- [Task objective]
Restate the whole listing below word for word and keep the images out.

- [Input material]
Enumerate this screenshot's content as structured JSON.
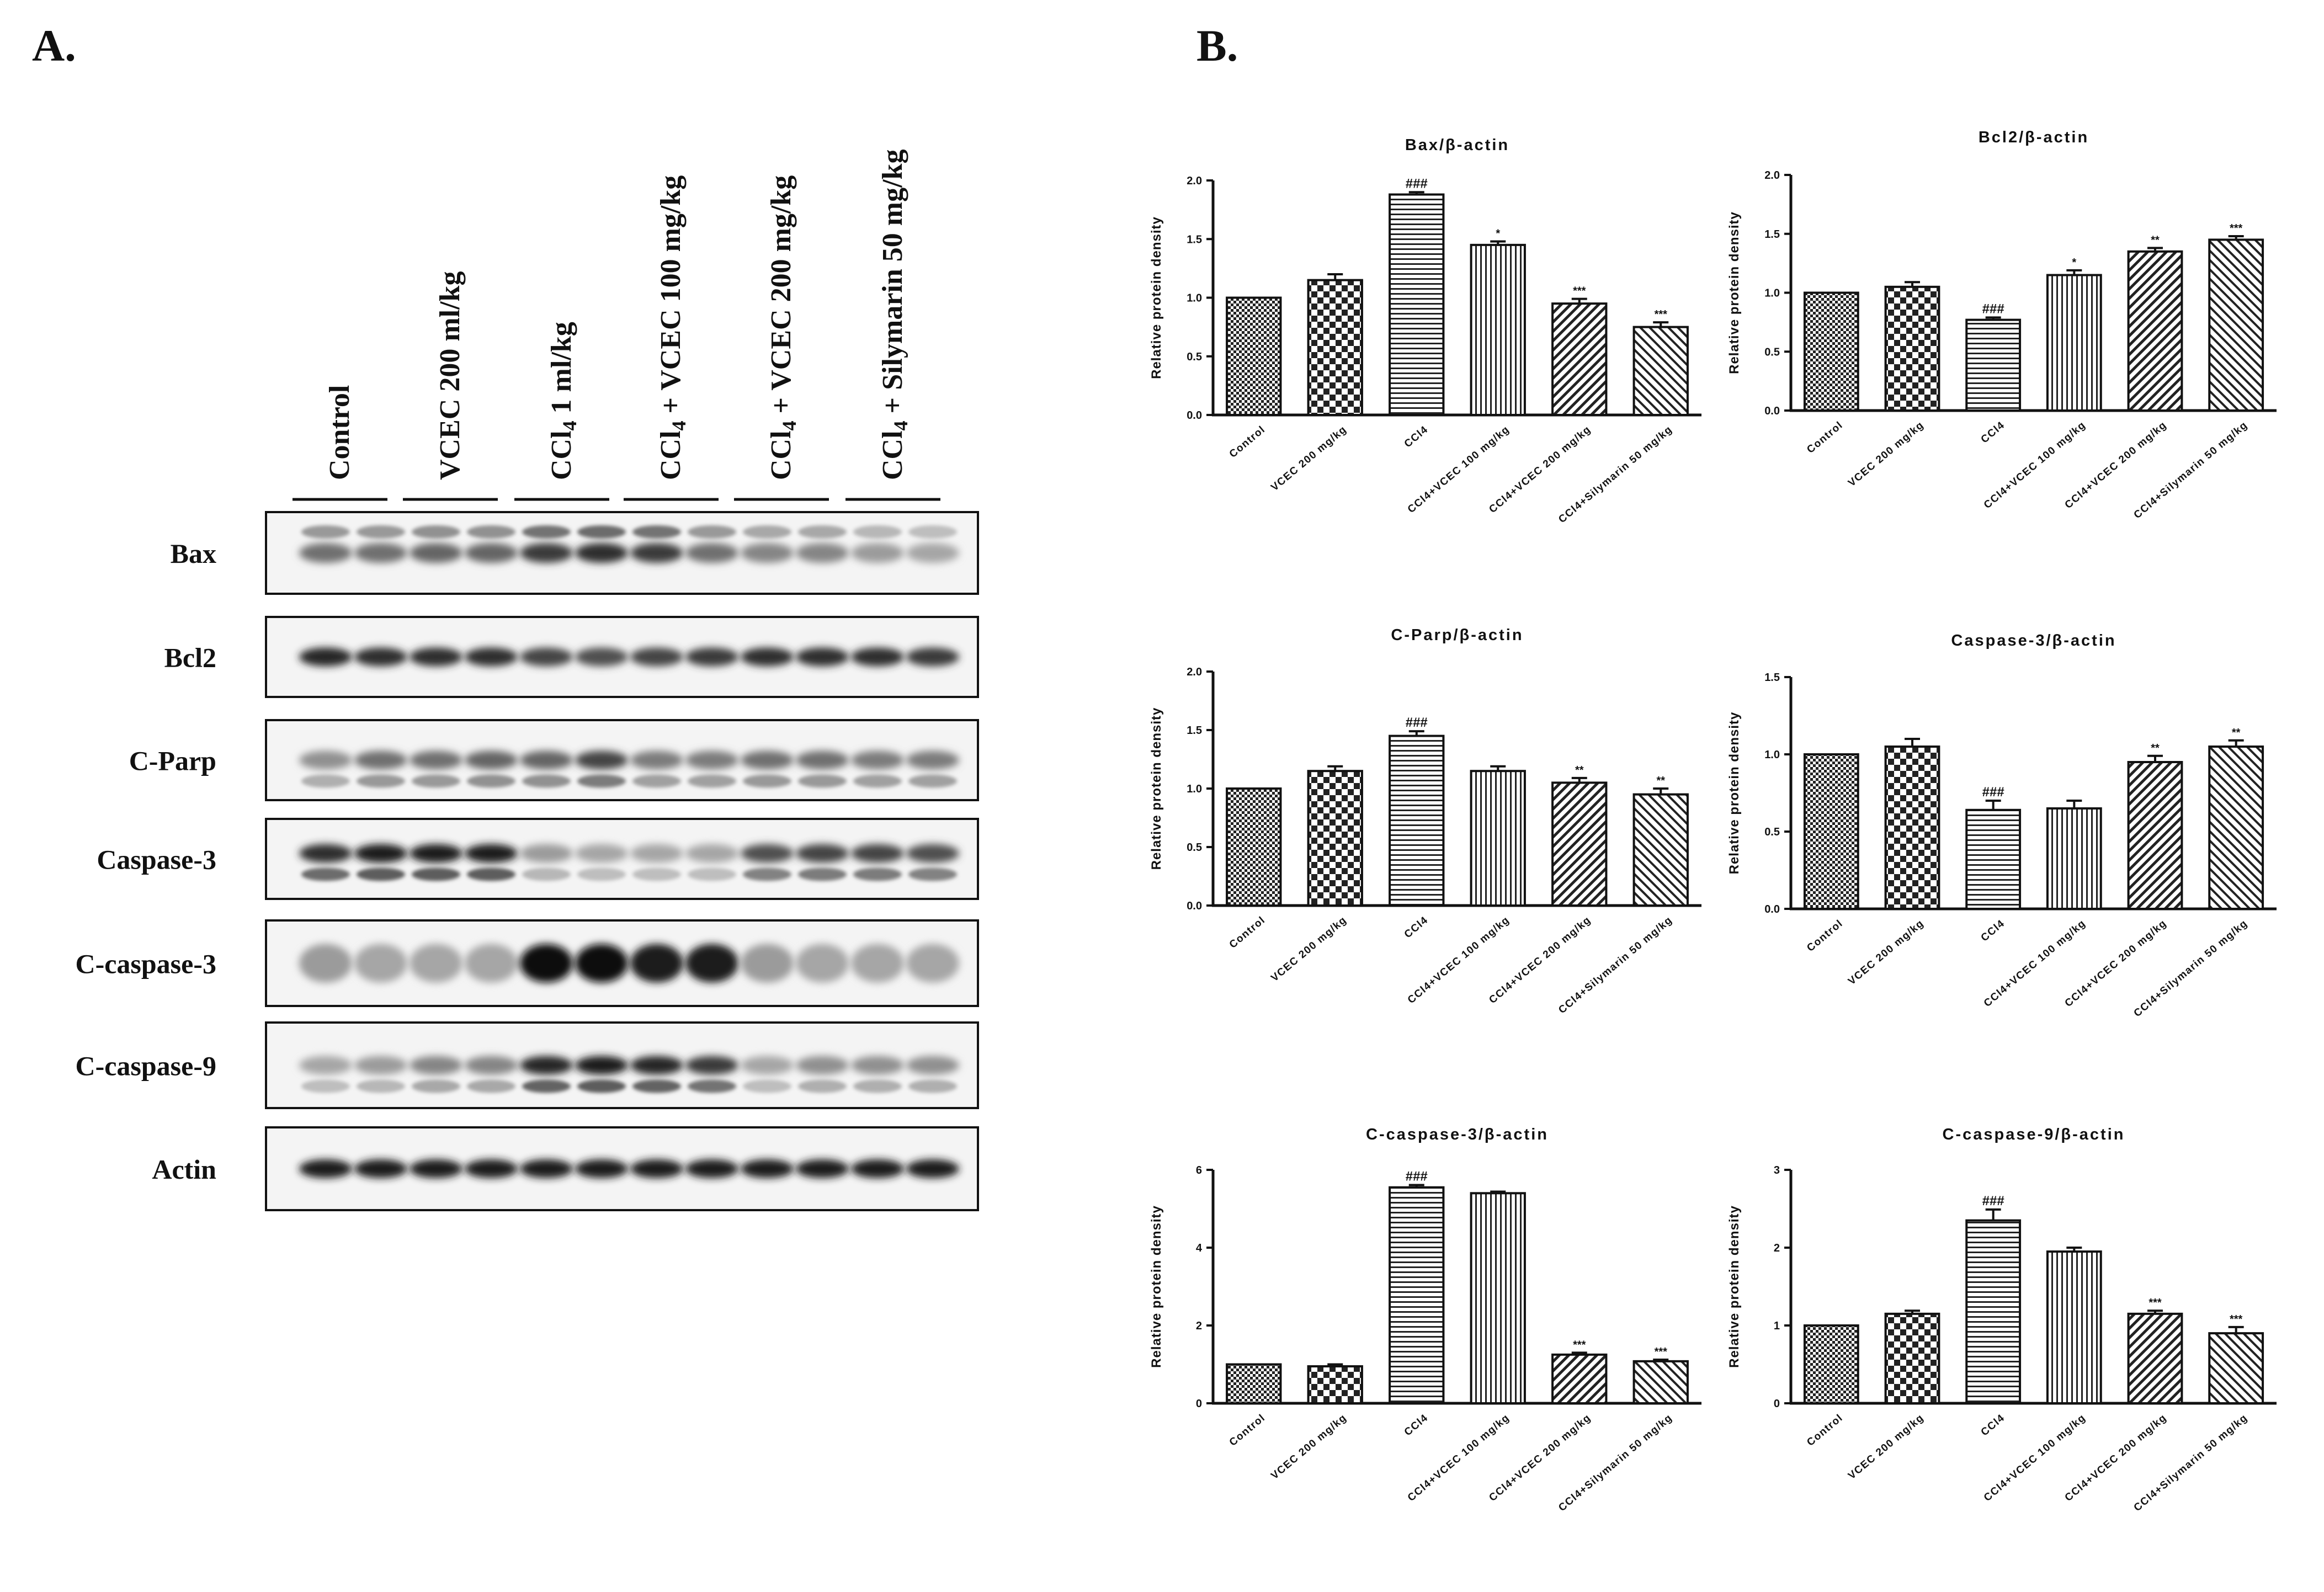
{
  "panels": {
    "a_label": "A.",
    "b_label": "B."
  },
  "blot": {
    "lanes": [
      "Control",
      "VCEC 200 ml/kg",
      "CCl4 1 ml/kg",
      "CCl4 + VCEC 100 mg/kg",
      "CCl4 + VCEC 200 mg/kg",
      "CCl4 + Silymarin 50 mg/kg"
    ],
    "rows": [
      "Bax",
      "Bcl2",
      "C-Parp",
      "Caspase-3",
      "C-caspase-3",
      "C-caspase-9",
      "Actin"
    ]
  },
  "chart_data": [
    {
      "type": "bar",
      "title": "Bax/β-actin",
      "ylabel": "Relative protein density",
      "ylim": [
        0,
        2.0
      ],
      "yticks": [
        "0.0",
        "0.5",
        "1.0",
        "1.5",
        "2.0"
      ],
      "categories": [
        "Control",
        "VCEC 200 mg/kg",
        "CCl4",
        "CCl4+VCEC 100 mg/kg",
        "CCl4+VCEC 200 mg/kg",
        "CCl4+Silymarin 50 mg/kg"
      ],
      "values": [
        1.0,
        1.15,
        1.88,
        1.45,
        0.95,
        0.75
      ],
      "errors": [
        0.0,
        0.05,
        0.02,
        0.03,
        0.04,
        0.04
      ],
      "annotations": [
        "",
        "",
        "###",
        "*",
        "***",
        "***"
      ],
      "patterns": [
        "dots",
        "checker",
        "hlines",
        "vlines",
        "diag1",
        "diag2"
      ],
      "axis_max_label": "2.0"
    },
    {
      "type": "bar",
      "title": "Bcl2/β-actin",
      "ylabel": "Relative protein density",
      "ylim": [
        0,
        2.0
      ],
      "yticks": [
        "0.0",
        "0.5",
        "1.0",
        "1.5",
        "2.0"
      ],
      "categories": [
        "Control",
        "VCEC 200 mg/kg",
        "CCl4",
        "CCl4+VCEC 100 mg/kg",
        "CCl4+VCEC 200 mg/kg",
        "CCl4+Silymarin 50 mg/kg"
      ],
      "values": [
        1.0,
        1.05,
        0.77,
        1.15,
        1.35,
        1.45
      ],
      "errors": [
        0.0,
        0.04,
        0.02,
        0.04,
        0.03,
        0.03
      ],
      "annotations": [
        "",
        "",
        "###",
        "*",
        "**",
        "***"
      ],
      "patterns": [
        "dots",
        "checker",
        "hlines",
        "vlines",
        "diag1",
        "diag2"
      ]
    },
    {
      "type": "bar",
      "title": "C-Parp/β-actin",
      "ylabel": "Relative protein density",
      "ylim": [
        0,
        2.0
      ],
      "yticks": [
        "0.0",
        "0.5",
        "1.0",
        "1.5",
        "2.0"
      ],
      "categories": [
        "Control",
        "VCEC 200 mg/kg",
        "CCl4",
        "CCl4+VCEC 100 mg/kg",
        "CCl4+VCEC 200 mg/kg",
        "CCl4+Silymarin 50 mg/kg"
      ],
      "values": [
        1.0,
        1.15,
        1.45,
        1.15,
        1.05,
        0.95
      ],
      "errors": [
        0.0,
        0.04,
        0.04,
        0.04,
        0.04,
        0.05
      ],
      "annotations": [
        "",
        "",
        "###",
        "",
        "**",
        "**"
      ],
      "patterns": [
        "dots",
        "checker",
        "hlines",
        "vlines",
        "diag1",
        "diag2"
      ]
    },
    {
      "type": "bar",
      "title": "Caspase-3/β-actin",
      "ylabel": "Relative protein density",
      "ylim": [
        0,
        1.5
      ],
      "yticks": [
        "0.0",
        "0.5",
        "1.0",
        "1.5"
      ],
      "categories": [
        "Control",
        "VCEC 200 mg/kg",
        "CCl4",
        "CCl4+VCEC 100 mg/kg",
        "CCl4+VCEC 200 mg/kg",
        "CCl4+Silymarin 50 mg/kg"
      ],
      "values": [
        1.0,
        1.05,
        0.64,
        0.65,
        0.95,
        1.05
      ],
      "errors": [
        0.0,
        0.05,
        0.06,
        0.05,
        0.04,
        0.04
      ],
      "annotations": [
        "",
        "",
        "###",
        "",
        "**",
        "**"
      ],
      "patterns": [
        "dots",
        "checker",
        "hlines",
        "vlines",
        "diag1",
        "diag2"
      ]
    },
    {
      "type": "bar",
      "title": "C-caspase-3/β-actin",
      "ylabel": "Relative protein density",
      "ylim": [
        0,
        6
      ],
      "yticks": [
        "0",
        "2",
        "4",
        "6"
      ],
      "categories": [
        "Control",
        "VCEC 200 mg/kg",
        "CCl4",
        "CCl4+VCEC 100 mg/kg",
        "CCl4+VCEC 200 mg/kg",
        "CCl4+Silymarin 50 mg/kg"
      ],
      "values": [
        1.0,
        0.95,
        5.55,
        5.4,
        1.25,
        1.08
      ],
      "errors": [
        0.0,
        0.05,
        0.06,
        0.04,
        0.05,
        0.04
      ],
      "annotations": [
        "",
        "",
        "###",
        "",
        "***",
        "***"
      ],
      "patterns": [
        "dots",
        "checker",
        "hlines",
        "vlines",
        "diag1",
        "diag2"
      ]
    },
    {
      "type": "bar",
      "title": "C-caspase-9/β-actin",
      "ylabel": "Relative protein density",
      "ylim": [
        0,
        3
      ],
      "yticks": [
        "0",
        "1",
        "2",
        "3"
      ],
      "categories": [
        "Control",
        "VCEC 200 mg/kg",
        "CCl4",
        "CCl4+VCEC 100 mg/kg",
        "CCl4+VCEC 200 mg/kg",
        "CCl4+Silymarin 50 mg/kg"
      ],
      "values": [
        1.0,
        1.15,
        2.35,
        1.95,
        1.15,
        0.9
      ],
      "errors": [
        0.0,
        0.04,
        0.14,
        0.05,
        0.04,
        0.08
      ],
      "annotations": [
        "",
        "",
        "###",
        "",
        "***",
        "***"
      ],
      "patterns": [
        "dots",
        "checker",
        "hlines",
        "vlines",
        "diag1",
        "diag2"
      ]
    }
  ]
}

- [Exercise result]
Enumerate this screenshot's content as structured JSON.
{
  "panels": {
    "a_label": "A.",
    "b_label": "B."
  },
  "blot": {
    "lanes": [
      "Control",
      "VCEC 200 ml/kg",
      "CCl4 1 ml/kg",
      "CCl4 + VCEC 100 mg/kg",
      "CCl4 + VCEC 200 mg/kg",
      "CCl4 + Silymarin 50 mg/kg"
    ],
    "rows": [
      "Bax",
      "Bcl2",
      "C-Parp",
      "Caspase-3",
      "C-caspase-3",
      "C-caspase-9",
      "Actin"
    ]
  },
  "chart_data": [
    {
      "type": "bar",
      "title": "Bax/β-actin",
      "ylabel": "Relative protein density",
      "ylim": [
        0,
        2.0
      ],
      "yticks": [
        "0.0",
        "0.5",
        "1.0",
        "1.5",
        "2.0"
      ],
      "categories": [
        "Control",
        "VCEC 200 mg/kg",
        "CCl4",
        "CCl4+VCEC 100 mg/kg",
        "CCl4+VCEC 200 mg/kg",
        "CCl4+Silymarin 50 mg/kg"
      ],
      "values": [
        1.0,
        1.15,
        1.88,
        1.45,
        0.95,
        0.75
      ],
      "errors": [
        0.0,
        0.05,
        0.02,
        0.03,
        0.04,
        0.04
      ],
      "annotations": [
        "",
        "",
        "###",
        "*",
        "***",
        "***"
      ],
      "patterns": [
        "dots",
        "checker",
        "hlines",
        "vlines",
        "diag1",
        "diag2"
      ],
      "axis_max_label": "2.0"
    },
    {
      "type": "bar",
      "title": "Bcl2/β-actin",
      "ylabel": "Relative protein density",
      "ylim": [
        0,
        2.0
      ],
      "yticks": [
        "0.0",
        "0.5",
        "1.0",
        "1.5",
        "2.0"
      ],
      "categories": [
        "Control",
        "VCEC 200 mg/kg",
        "CCl4",
        "CCl4+VCEC 100 mg/kg",
        "CCl4+VCEC 200 mg/kg",
        "CCl4+Silymarin 50 mg/kg"
      ],
      "values": [
        1.0,
        1.05,
        0.77,
        1.15,
        1.35,
        1.45
      ],
      "errors": [
        0.0,
        0.04,
        0.02,
        0.04,
        0.03,
        0.03
      ],
      "annotations": [
        "",
        "",
        "###",
        "*",
        "**",
        "***"
      ],
      "patterns": [
        "dots",
        "checker",
        "hlines",
        "vlines",
        "diag1",
        "diag2"
      ]
    },
    {
      "type": "bar",
      "title": "C-Parp/β-actin",
      "ylabel": "Relative protein density",
      "ylim": [
        0,
        2.0
      ],
      "yticks": [
        "0.0",
        "0.5",
        "1.0",
        "1.5",
        "2.0"
      ],
      "categories": [
        "Control",
        "VCEC 200 mg/kg",
        "CCl4",
        "CCl4+VCEC 100 mg/kg",
        "CCl4+VCEC 200 mg/kg",
        "CCl4+Silymarin 50 mg/kg"
      ],
      "values": [
        1.0,
        1.15,
        1.45,
        1.15,
        1.05,
        0.95
      ],
      "errors": [
        0.0,
        0.04,
        0.04,
        0.04,
        0.04,
        0.05
      ],
      "annotations": [
        "",
        "",
        "###",
        "",
        "**",
        "**"
      ],
      "patterns": [
        "dots",
        "checker",
        "hlines",
        "vlines",
        "diag1",
        "diag2"
      ]
    },
    {
      "type": "bar",
      "title": "Caspase-3/β-actin",
      "ylabel": "Relative protein density",
      "ylim": [
        0,
        1.5
      ],
      "yticks": [
        "0.0",
        "0.5",
        "1.0",
        "1.5"
      ],
      "categories": [
        "Control",
        "VCEC 200 mg/kg",
        "CCl4",
        "CCl4+VCEC 100 mg/kg",
        "CCl4+VCEC 200 mg/kg",
        "CCl4+Silymarin 50 mg/kg"
      ],
      "values": [
        1.0,
        1.05,
        0.64,
        0.65,
        0.95,
        1.05
      ],
      "errors": [
        0.0,
        0.05,
        0.06,
        0.05,
        0.04,
        0.04
      ],
      "annotations": [
        "",
        "",
        "###",
        "",
        "**",
        "**"
      ],
      "patterns": [
        "dots",
        "checker",
        "hlines",
        "vlines",
        "diag1",
        "diag2"
      ]
    },
    {
      "type": "bar",
      "title": "C-caspase-3/β-actin",
      "ylabel": "Relative protein density",
      "ylim": [
        0,
        6
      ],
      "yticks": [
        "0",
        "2",
        "4",
        "6"
      ],
      "categories": [
        "Control",
        "VCEC 200 mg/kg",
        "CCl4",
        "CCl4+VCEC 100 mg/kg",
        "CCl4+VCEC 200 mg/kg",
        "CCl4+Silymarin 50 mg/kg"
      ],
      "values": [
        1.0,
        0.95,
        5.55,
        5.4,
        1.25,
        1.08
      ],
      "errors": [
        0.0,
        0.05,
        0.06,
        0.04,
        0.05,
        0.04
      ],
      "annotations": [
        "",
        "",
        "###",
        "",
        "***",
        "***"
      ],
      "patterns": [
        "dots",
        "checker",
        "hlines",
        "vlines",
        "diag1",
        "diag2"
      ]
    },
    {
      "type": "bar",
      "title": "C-caspase-9/β-actin",
      "ylabel": "Relative protein density",
      "ylim": [
        0,
        3
      ],
      "yticks": [
        "0",
        "1",
        "2",
        "3"
      ],
      "categories": [
        "Control",
        "VCEC 200 mg/kg",
        "CCl4",
        "CCl4+VCEC 100 mg/kg",
        "CCl4+VCEC 200 mg/kg",
        "CCl4+Silymarin 50 mg/kg"
      ],
      "values": [
        1.0,
        1.15,
        2.35,
        1.95,
        1.15,
        0.9
      ],
      "errors": [
        0.0,
        0.04,
        0.14,
        0.05,
        0.04,
        0.08
      ],
      "annotations": [
        "",
        "",
        "###",
        "",
        "***",
        "***"
      ],
      "patterns": [
        "dots",
        "checker",
        "hlines",
        "vlines",
        "diag1",
        "diag2"
      ]
    }
  ]
}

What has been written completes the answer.